What the task asks:
In the entries that follow, how many lines hold the string "Honden"? Give only that number.

Given entries:
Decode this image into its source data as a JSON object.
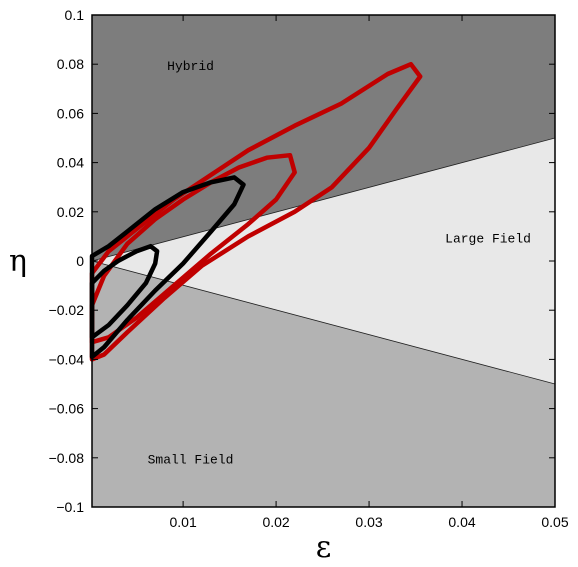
{
  "chart_data": {
    "type": "contour",
    "title": "",
    "xlabel": "ε",
    "ylabel": "η",
    "xlim": [
      0.0002,
      0.05
    ],
    "ylim": [
      -0.1,
      0.1
    ],
    "x_ticks": [
      {
        "value": 0.01,
        "label": "0.01"
      },
      {
        "value": 0.02,
        "label": "0.02"
      },
      {
        "value": 0.03,
        "label": "0.03"
      },
      {
        "value": 0.04,
        "label": "0.04"
      },
      {
        "value": 0.05,
        "label": "0.05"
      }
    ],
    "y_ticks": [
      {
        "value": -0.1,
        "label": "−0.1"
      },
      {
        "value": -0.08,
        "label": "−0.08"
      },
      {
        "value": -0.06,
        "label": "−0.06"
      },
      {
        "value": -0.04,
        "label": "−0.04"
      },
      {
        "value": -0.02,
        "label": "−0.02"
      },
      {
        "value": 0,
        "label": "0"
      },
      {
        "value": 0.02,
        "label": "0.02"
      },
      {
        "value": 0.04,
        "label": "0.04"
      },
      {
        "value": 0.06,
        "label": "0.06"
      },
      {
        "value": 0.08,
        "label": "0.08"
      },
      {
        "value": 0.1,
        "label": "0.1"
      }
    ],
    "regions": [
      {
        "label": "Hybrid",
        "color": "#7d7d7d",
        "label_at": [
          0.0108,
          0.079
        ]
      },
      {
        "label": "Large Field",
        "color": "#e8e8e8",
        "label_at": [
          0.0428,
          0.009
        ]
      },
      {
        "label": "Small Field",
        "color": "#b3b3b3",
        "label_at": [
          0.0108,
          -0.081
        ]
      }
    ],
    "boundary_lines": [
      [
        [
          0.0002,
          0.0
        ],
        [
          0.05,
          0.05
        ]
      ],
      [
        [
          0.0002,
          0.0
        ],
        [
          0.05,
          -0.05
        ]
      ]
    ],
    "contours": [
      {
        "color": "#c00000",
        "level": "outer",
        "points": [
          [
            0.0002,
            -0.04
          ],
          [
            0.0015,
            -0.038
          ],
          [
            0.004,
            -0.029
          ],
          [
            0.008,
            -0.015
          ],
          [
            0.012,
            -0.002
          ],
          [
            0.017,
            0.01
          ],
          [
            0.022,
            0.02
          ],
          [
            0.026,
            0.03
          ],
          [
            0.03,
            0.046
          ],
          [
            0.033,
            0.062
          ],
          [
            0.0355,
            0.075
          ],
          [
            0.0345,
            0.08
          ],
          [
            0.032,
            0.076
          ],
          [
            0.027,
            0.064
          ],
          [
            0.022,
            0.055
          ],
          [
            0.017,
            0.045
          ],
          [
            0.013,
            0.035
          ],
          [
            0.009,
            0.025
          ],
          [
            0.005,
            0.013
          ],
          [
            0.002,
            0.004
          ],
          [
            0.0002,
            -0.005
          ]
        ]
      },
      {
        "color": "#c00000",
        "level": "inner",
        "points": [
          [
            0.0002,
            -0.033
          ],
          [
            0.002,
            -0.031
          ],
          [
            0.005,
            -0.023
          ],
          [
            0.009,
            -0.01
          ],
          [
            0.013,
            0.003
          ],
          [
            0.017,
            0.015
          ],
          [
            0.02,
            0.025
          ],
          [
            0.022,
            0.036
          ],
          [
            0.0215,
            0.043
          ],
          [
            0.019,
            0.042
          ],
          [
            0.016,
            0.038
          ],
          [
            0.013,
            0.032
          ],
          [
            0.01,
            0.025
          ],
          [
            0.007,
            0.017
          ],
          [
            0.004,
            0.007
          ],
          [
            0.0015,
            -0.006
          ],
          [
            0.0002,
            -0.018
          ]
        ]
      },
      {
        "color": "#000000",
        "level": "outer",
        "points": [
          [
            0.0002,
            -0.039
          ],
          [
            0.0015,
            -0.035
          ],
          [
            0.004,
            -0.024
          ],
          [
            0.007,
            -0.012
          ],
          [
            0.01,
            -0.001
          ],
          [
            0.013,
            0.012
          ],
          [
            0.0155,
            0.023
          ],
          [
            0.0165,
            0.031
          ],
          [
            0.0155,
            0.034
          ],
          [
            0.013,
            0.032
          ],
          [
            0.01,
            0.028
          ],
          [
            0.007,
            0.021
          ],
          [
            0.004,
            0.012
          ],
          [
            0.002,
            0.006
          ],
          [
            0.0002,
            0.002
          ]
        ]
      },
      {
        "color": "#000000",
        "level": "inner",
        "points": [
          [
            0.0002,
            -0.031
          ],
          [
            0.002,
            -0.026
          ],
          [
            0.004,
            -0.018
          ],
          [
            0.006,
            -0.009
          ],
          [
            0.007,
            -0.001
          ],
          [
            0.0072,
            0.004
          ],
          [
            0.0065,
            0.006
          ],
          [
            0.005,
            0.004
          ],
          [
            0.003,
            0.0
          ],
          [
            0.0015,
            -0.004
          ],
          [
            0.0002,
            -0.009
          ]
        ]
      }
    ]
  }
}
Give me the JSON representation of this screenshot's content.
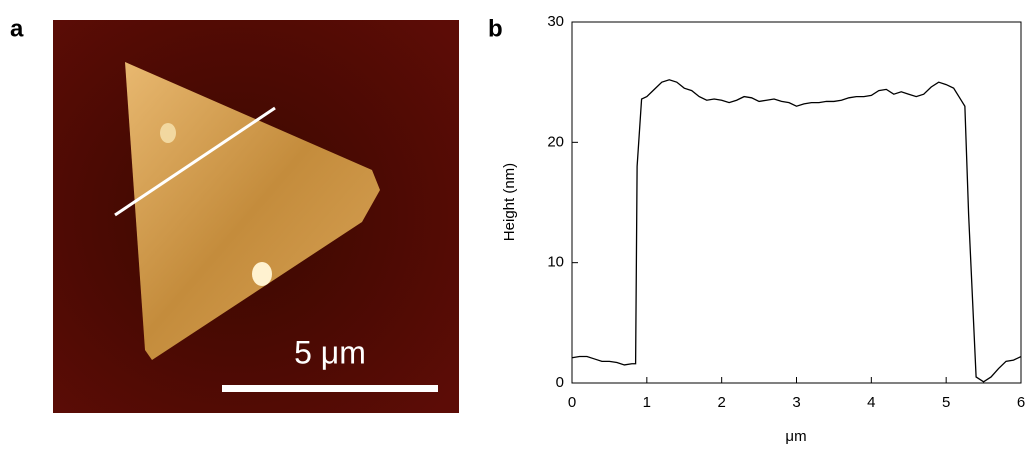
{
  "panel_a": {
    "label": "a",
    "scale_bar_text": "5 μm"
  },
  "chart_data": {
    "type": "line",
    "panel_label": "b",
    "xlabel": "μm",
    "ylabel": "Height (nm)",
    "x": [
      0,
      0.1,
      0.2,
      0.3,
      0.4,
      0.5,
      0.6,
      0.7,
      0.8,
      0.85,
      0.87,
      0.93,
      1.0,
      1.1,
      1.2,
      1.3,
      1.4,
      1.5,
      1.6,
      1.7,
      1.8,
      1.9,
      2.0,
      2.1,
      2.2,
      2.3,
      2.4,
      2.5,
      2.6,
      2.7,
      2.8,
      2.9,
      3.0,
      3.1,
      3.2,
      3.3,
      3.4,
      3.5,
      3.6,
      3.7,
      3.8,
      3.9,
      4.0,
      4.1,
      4.2,
      4.3,
      4.4,
      4.5,
      4.6,
      4.7,
      4.8,
      4.9,
      5.0,
      5.1,
      5.2,
      5.25,
      5.3,
      5.4,
      5.5,
      5.6,
      5.7,
      5.8,
      5.9,
      6.0
    ],
    "values": [
      2.1,
      2.2,
      2.2,
      2.0,
      1.8,
      1.8,
      1.7,
      1.5,
      1.6,
      1.6,
      18,
      23.6,
      23.8,
      24.4,
      25.0,
      25.2,
      25.0,
      24.5,
      24.3,
      23.8,
      23.5,
      23.6,
      23.5,
      23.3,
      23.5,
      23.8,
      23.7,
      23.4,
      23.5,
      23.6,
      23.4,
      23.3,
      23.0,
      23.2,
      23.3,
      23.3,
      23.4,
      23.4,
      23.5,
      23.7,
      23.8,
      23.8,
      23.9,
      24.3,
      24.4,
      24.0,
      24.2,
      24.0,
      23.8,
      24.0,
      24.6,
      25.0,
      24.8,
      24.5,
      23.5,
      23.0,
      14,
      0.5,
      0.1,
      0.5,
      1.2,
      1.8,
      1.9,
      2.2
    ],
    "color": "#000000",
    "xlim": [
      0,
      6
    ],
    "ylim": [
      0,
      30
    ],
    "xticks": [
      0,
      1,
      2,
      3,
      4,
      5,
      6
    ],
    "yticks": [
      0,
      10,
      20,
      30
    ]
  }
}
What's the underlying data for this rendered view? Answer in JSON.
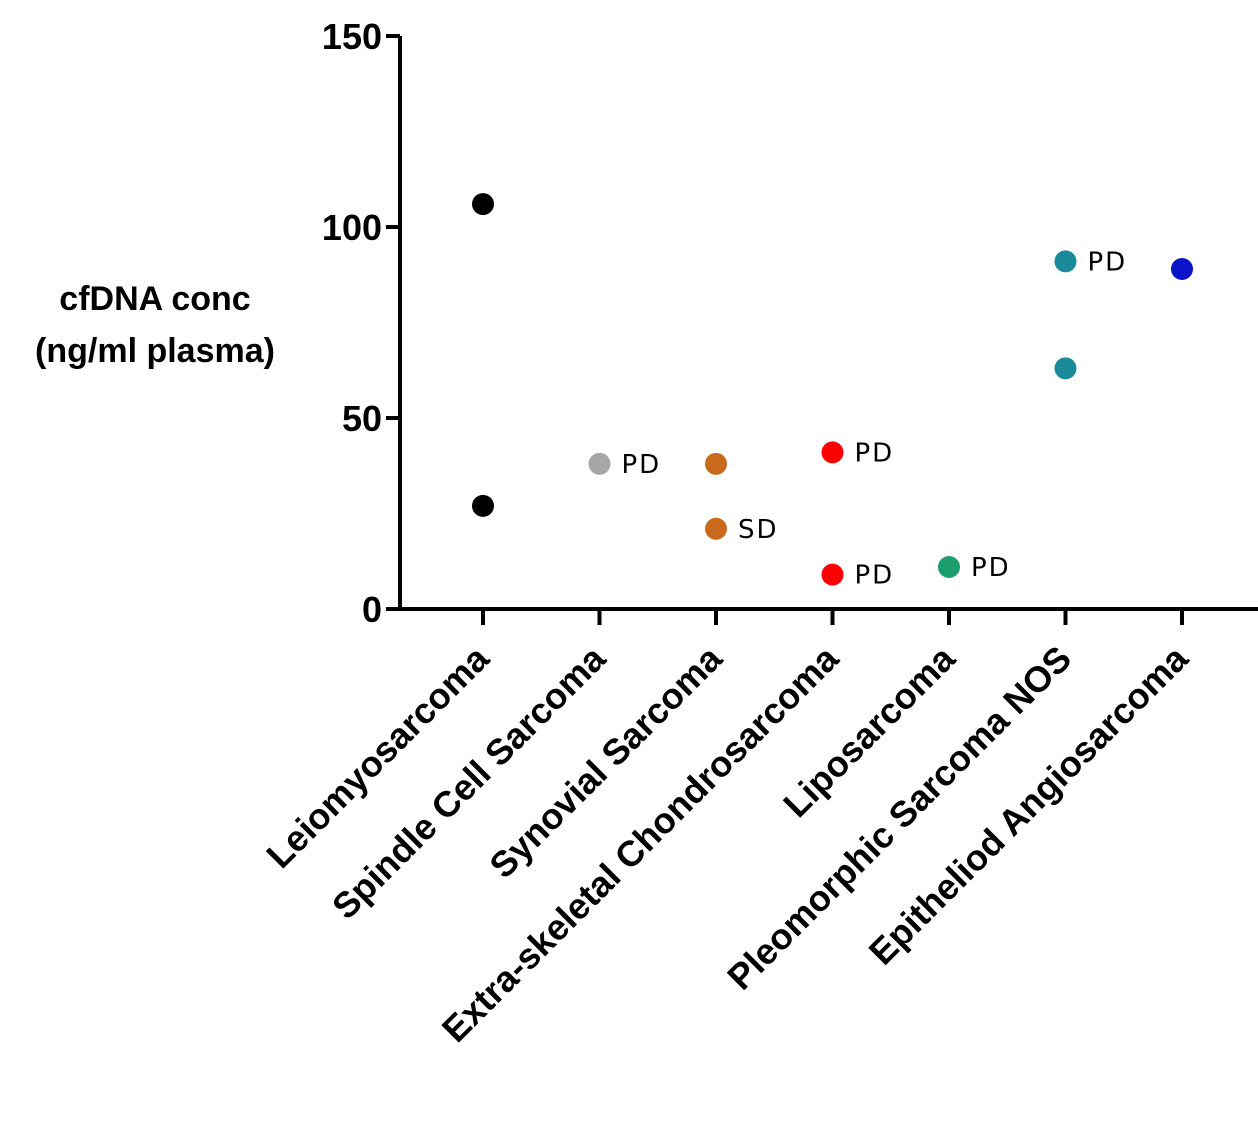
{
  "chart_data": {
    "type": "scatter",
    "title": "",
    "ylabel_lines": [
      "cfDNA conc",
      "(ng/ml plasma)"
    ],
    "xlabel": "",
    "ylim": [
      0,
      150
    ],
    "yticks": [
      0,
      50,
      100,
      150
    ],
    "ytick_labels": [
      "0",
      "50",
      "100",
      "150"
    ],
    "grid": false,
    "categories": [
      "Leiomyosarcoma",
      "Spindle Cell Sarcoma",
      "Synovial Sarcoma",
      "Extra-skeletal Chondrosarcoma",
      "Liposarcoma",
      "Pleomorphic Sarcoma NOS",
      "Epitheliod Angiosarcoma"
    ],
    "colors": [
      "#000000",
      "#a6a6a6",
      "#c8691c",
      "#ff0000",
      "#1a9e6e",
      "#1a8a9a",
      "#0a14c8"
    ],
    "points": [
      {
        "category": "Leiomyosarcoma",
        "y": 106,
        "label": ""
      },
      {
        "category": "Leiomyosarcoma",
        "y": 27,
        "label": ""
      },
      {
        "category": "Spindle Cell Sarcoma",
        "y": 38,
        "label": "PD"
      },
      {
        "category": "Synovial Sarcoma",
        "y": 38,
        "label": ""
      },
      {
        "category": "Synovial Sarcoma",
        "y": 21,
        "label": "SD"
      },
      {
        "category": "Extra-skeletal Chondrosarcoma",
        "y": 41,
        "label": "PD"
      },
      {
        "category": "Extra-skeletal Chondrosarcoma",
        "y": 9,
        "label": "PD"
      },
      {
        "category": "Liposarcoma",
        "y": 11,
        "label": "PD"
      },
      {
        "category": "Pleomorphic Sarcoma NOS",
        "y": 91,
        "label": "PD"
      },
      {
        "category": "Pleomorphic Sarcoma NOS",
        "y": 63,
        "label": ""
      },
      {
        "category": "Epitheliod Angiosarcoma",
        "y": 89,
        "label": ""
      }
    ]
  }
}
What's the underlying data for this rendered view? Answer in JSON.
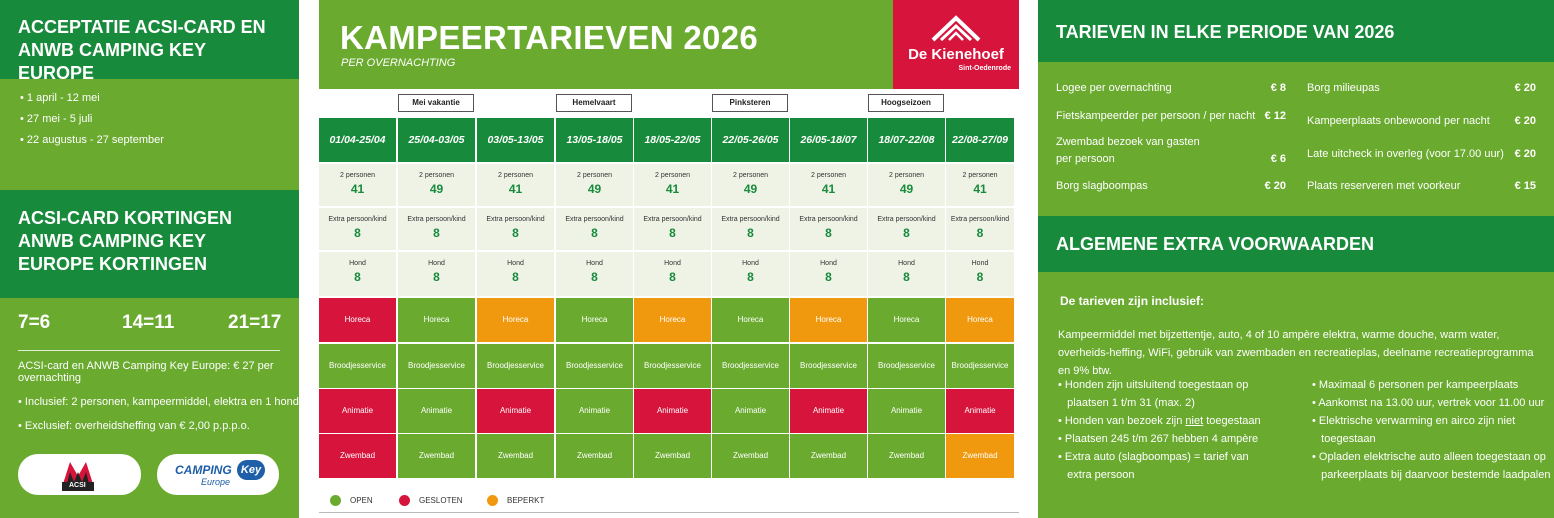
{
  "left": {
    "acceptance_title": "ACCEPTATIE ACSI-CARD EN ANWB CAMPING KEY EUROPE",
    "dates": [
      "1 april - 12 mei",
      "27 mei - 5 juli",
      "22 augustus - 27 september"
    ],
    "discount_title": "ACSI-CARD KORTINGEN ANWB CAMPING KEY EUROPE KORTINGEN",
    "discounts": [
      "7=6",
      "14=11",
      "21=17"
    ],
    "rules": [
      "ACSI-card en ANWB Camping Key Europe: € 27 per overnachting",
      "Inclusief: 2 personen, kampeermiddel, elektra en 1 hond",
      "Exclusief: overheidsheffing van € 2,00 p.p.p.o."
    ],
    "logos": {
      "acsi": "ACSI",
      "camping": "CAMPING",
      "key": "Key",
      "europe": "Europe"
    }
  },
  "middle": {
    "title": "KAMPEERTARIEVEN 2026",
    "subtitle": "PER OVERNACHTING",
    "brand": {
      "name": "De Kienehoef",
      "place": "Sint-Oedenrode",
      "color": "#d6143c"
    },
    "holidays": [
      "Mei vakantie",
      "Hemelvaart",
      "Pinksteren",
      "Hoogseizoen"
    ],
    "periods": [
      "01/04-25/04",
      "25/04-03/05",
      "03/05-13/05",
      "13/05-18/05",
      "18/05-22/05",
      "22/05-26/05",
      "26/05-18/07",
      "18/07-22/08",
      "22/08-27/09"
    ],
    "price_rows": [
      {
        "label": "2 personen",
        "values": [
          "41",
          "49",
          "41",
          "49",
          "41",
          "49",
          "41",
          "49",
          "41"
        ]
      },
      {
        "label": "Extra persoon/kind",
        "values": [
          "8",
          "8",
          "8",
          "8",
          "8",
          "8",
          "8",
          "8",
          "8"
        ]
      },
      {
        "label": "Hond",
        "values": [
          "8",
          "8",
          "8",
          "8",
          "8",
          "8",
          "8",
          "8",
          "8"
        ]
      }
    ],
    "facilities": [
      {
        "label": "Horeca",
        "status": [
          "gesloten",
          "open",
          "beperkt",
          "open",
          "beperkt",
          "open",
          "beperkt",
          "open",
          "beperkt"
        ]
      },
      {
        "label": "Broodjesservice",
        "status": [
          "open",
          "open",
          "open",
          "open",
          "open",
          "open",
          "open",
          "open",
          "open"
        ]
      },
      {
        "label": "Animatie",
        "status": [
          "gesloten",
          "open",
          "gesloten",
          "open",
          "gesloten",
          "open",
          "gesloten",
          "open",
          "gesloten"
        ]
      },
      {
        "label": "Zwembad",
        "status": [
          "gesloten",
          "open",
          "open",
          "open",
          "open",
          "open",
          "open",
          "open",
          "beperkt"
        ]
      }
    ],
    "legend": [
      {
        "label": "OPEN",
        "color": "#6aaa2f"
      },
      {
        "label": "GESLOTEN",
        "color": "#d6143c"
      },
      {
        "label": "BEPERKT",
        "color": "#f0990f"
      }
    ]
  },
  "right": {
    "tariffs_title": "TARIEVEN IN ELKE PERIODE VAN 2026",
    "tariffs_left": [
      {
        "label": "Logee per overnachting",
        "price": "€  8"
      },
      {
        "label": "Fietskampeerder per persoon / per nacht",
        "price": "€ 12"
      },
      {
        "label": "Zwembad bezoek van gasten",
        "label2": "per persoon",
        "price": "€  6"
      },
      {
        "label": "Borg slagboompas",
        "price": "€ 20"
      }
    ],
    "tariffs_right": [
      {
        "label": "Borg milieupas",
        "price": "€ 20"
      },
      {
        "label": "Kampeerplaats onbewoond per nacht",
        "price": "€ 20"
      },
      {
        "label": "Late uitcheck in overleg (voor 17.00 uur)",
        "price": "€ 20"
      },
      {
        "label": "Plaats reserveren met voorkeur",
        "price": "€ 15"
      }
    ],
    "conditions_title": "ALGEMENE EXTRA VOORWAARDEN",
    "included_title": "De tarieven zijn inclusief:",
    "included_text": "Kampeermiddel met bijzettentje, auto, 4 of 10 ampère elektra, warme douche, warm water, overheids-heffing, WiFi, gebruik van zwembaden en recreatieplas, deelname recreatieprogramma en 9% btw.",
    "bullets_left": [
      {
        "text": "Honden zijn uitsluitend toegestaan op",
        "text2": "plaatsen 1 t/m 31 (max. 2)"
      },
      {
        "pre": "Honden van bezoek zijn ",
        "em": "niet",
        "post": " toegestaan"
      },
      {
        "text": "Plaatsen 245 t/m 267 hebben 4 ampère"
      },
      {
        "text": "Extra auto (slagboompas) = tarief van",
        "text2": "extra persoon"
      }
    ],
    "bullets_right": [
      {
        "text": "Maximaal 6 personen per kampeerplaats"
      },
      {
        "text": "Aankomst na 13.00 uur, vertrek voor 11.00 uur"
      },
      {
        "text": "Elektrische verwarming en airco zijn niet",
        "text2": "toegestaan"
      },
      {
        "text": "Opladen elektrische auto alleen toegestaan op",
        "text2": "parkeerplaats bij daarvoor bestemde laadpalen"
      }
    ]
  }
}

Result:
2